The expected answer is a single number, namely how many lines in the data below hold the word "Technology".

• • • • •

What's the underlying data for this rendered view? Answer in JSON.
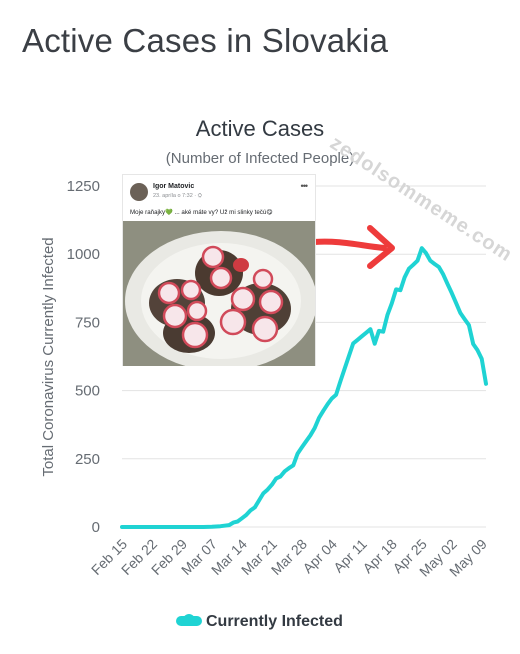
{
  "page_title": "Active Cases in Slovakia",
  "watermark": "zedolsommeme.com",
  "post": {
    "author": "Igor Matovic",
    "meta": "23. apríla o 7:32 · ⛭",
    "text": "Moje raňajky💚 ... aké máte vy? Už mi slinky tečú😋"
  },
  "colors": {
    "series": "#1fd3d3",
    "arrow": "#ee3b3b",
    "grid": "#e3e3e3"
  },
  "chart_data": {
    "type": "line",
    "title": "Active Cases",
    "subtitle": "(Number of Infected People)",
    "ylabel": "Total Coronavirus Currently Infected",
    "xlabel": "",
    "ylim": [
      0,
      1250
    ],
    "yticks": [
      0,
      250,
      500,
      750,
      1000,
      1250
    ],
    "xticks": [
      "Feb 15",
      "Feb 22",
      "Feb 29",
      "Mar 07",
      "Mar 14",
      "Mar 21",
      "Mar 28",
      "Apr 04",
      "Apr 11",
      "Apr 18",
      "Apr 25",
      "May 02",
      "May 09"
    ],
    "grid": true,
    "legend": "bottom-center",
    "series": [
      {
        "name": "Currently Infected",
        "x": [
          "Feb 15",
          "Feb 22",
          "Feb 29",
          "Mar 05",
          "Mar 07",
          "Mar 09",
          "Mar 11",
          "Mar 12",
          "Mar 13",
          "Mar 14",
          "Mar 15",
          "Mar 16",
          "Mar 17",
          "Mar 18",
          "Mar 19",
          "Mar 20",
          "Mar 21",
          "Mar 22",
          "Mar 23",
          "Mar 24",
          "Mar 25",
          "Mar 26",
          "Mar 27",
          "Mar 28",
          "Mar 29",
          "Mar 30",
          "Mar 31",
          "Apr 01",
          "Apr 02",
          "Apr 03",
          "Apr 04",
          "Apr 05",
          "Apr 06",
          "Apr 07",
          "Apr 08",
          "Apr 09",
          "Apr 10",
          "Apr 11",
          "Apr 12",
          "Apr 13",
          "Apr 14",
          "Apr 15",
          "Apr 16",
          "Apr 17",
          "Apr 18",
          "Apr 19",
          "Apr 20",
          "Apr 21",
          "Apr 22",
          "Apr 23",
          "Apr 24",
          "Apr 25",
          "Apr 26",
          "Apr 27",
          "Apr 28",
          "Apr 29",
          "Apr 30",
          "May 01",
          "May 02",
          "May 03",
          "May 04",
          "May 05",
          "May 06",
          "May 07",
          "May 08",
          "May 09",
          "May 10"
        ],
        "values": [
          0,
          0,
          0,
          0,
          1,
          3,
          7,
          16,
          20,
          32,
          44,
          61,
          72,
          97,
          123,
          137,
          155,
          178,
          185,
          204,
          216,
          226,
          269,
          292,
          314,
          336,
          363,
          400,
          426,
          450,
          471,
          485,
          534,
          581,
          628,
          673,
          686,
          699,
          712,
          725,
          672,
          719,
          716,
          778,
          820,
          871,
          868,
          915,
          947,
          961,
          976,
          1022,
          1004,
          976,
          964,
          953,
          926,
          891,
          858,
          822,
          785,
          762,
          740,
          671,
          649,
          617,
          525
        ]
      }
    ]
  }
}
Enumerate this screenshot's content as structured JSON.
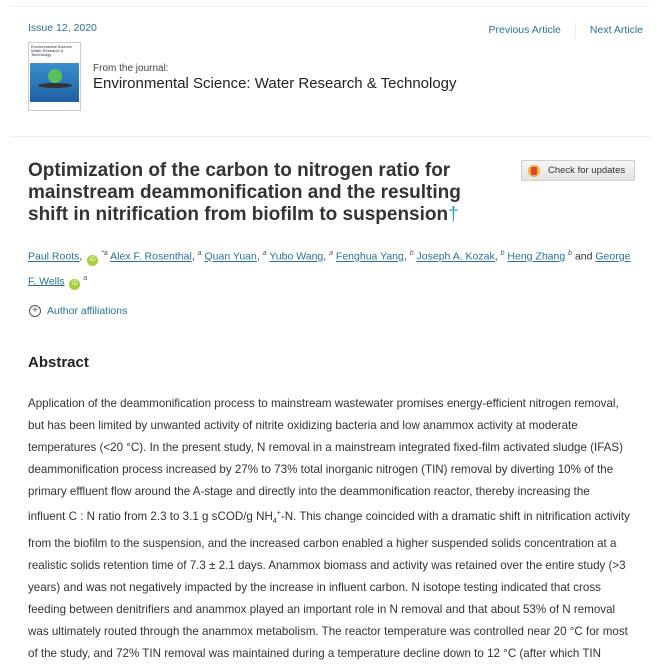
{
  "header": {
    "issue": "Issue 12, 2020",
    "prev": "Previous Article",
    "next": "Next Article",
    "cover_text": "Environmental Science Water Research & Technology",
    "from_label": "From the journal:",
    "journal": "Environmental Science: Water Research & Technology"
  },
  "article": {
    "title": "Optimization of the carbon to nitrogen ratio for mainstream deammonification and the resulting shift in nitrification from biofilm to suspension",
    "dagger": "†",
    "check_updates": "Check for updates",
    "authors": [
      {
        "name": "Paul Roots",
        "sep": ",",
        "orcid": true,
        "sup": "*a"
      },
      {
        "name": "Alex F. Rosenthal",
        "sep": ",",
        "sup": "a"
      },
      {
        "name": "Quan Yuan",
        "sep": ",",
        "sup": "a"
      },
      {
        "name": "Yubo Wang",
        "sep": ",",
        "sup": "a"
      },
      {
        "name": "Fenghua Yang",
        "sep": ",",
        "sup": "b"
      },
      {
        "name": "Joseph A. Kozak",
        "sep": ",",
        "sup": "b"
      },
      {
        "name": "Heng Zhang",
        "sep": "",
        "sup": "b",
        "after": " and "
      },
      {
        "name": "George F. Wells",
        "sep": "",
        "orcid": true,
        "sup": "a"
      }
    ],
    "orcid_label": "iD",
    "affiliations": "Author affiliations"
  },
  "abstract": {
    "heading": "Abstract",
    "lines": [
      "Application of the deammonification process to mainstream wastewater promises energy-efficient nitrogen removal,",
      "but has been limited by unwanted activity of nitrite oxidizing bacteria and low anammox activity at moderate",
      "temperatures (<20 °C). In the present study, N removal in a mainstream integrated fixed-film activated sludge (IFAS)",
      "deammonification process increased by 27% to 73% total inorganic nitrogen (TIN) removal by diverting 10% of the",
      "primary effluent flow around the A-stage and directly into the deammonification reactor, thereby increasing the",
      "from the biofilm to the suspension, and the increased carbon enabled a higher suspended solids concentration at a",
      "realistic solids retention time of 7.3 ± 2.1 days. Anammox biomass and activity was retained over the entire study (>3",
      "years) and was not negatively impacted by the increase in influent carbon. N isotope testing indicated that cross",
      "feeding between denitrifiers and anammox played an important role in N removal and that about 53% of N removal",
      "was ultimately routed through the anammox metabolism. The reactor temperature was controlled near 20 °C for most",
      "of the study, and 72% TIN removal was maintained during a temperature decline down to 12 °C (after which TIN"
    ],
    "nh4_line": {
      "pre": "influent C : N ratio from 2.3 to 3.1 g sCOD/g NH",
      "sub": "4",
      "sup": "+",
      "post": "-N. This change coincided with a dramatic shift in nitrification activity"
    }
  }
}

• • • • •

• **Answer to this problem**: 2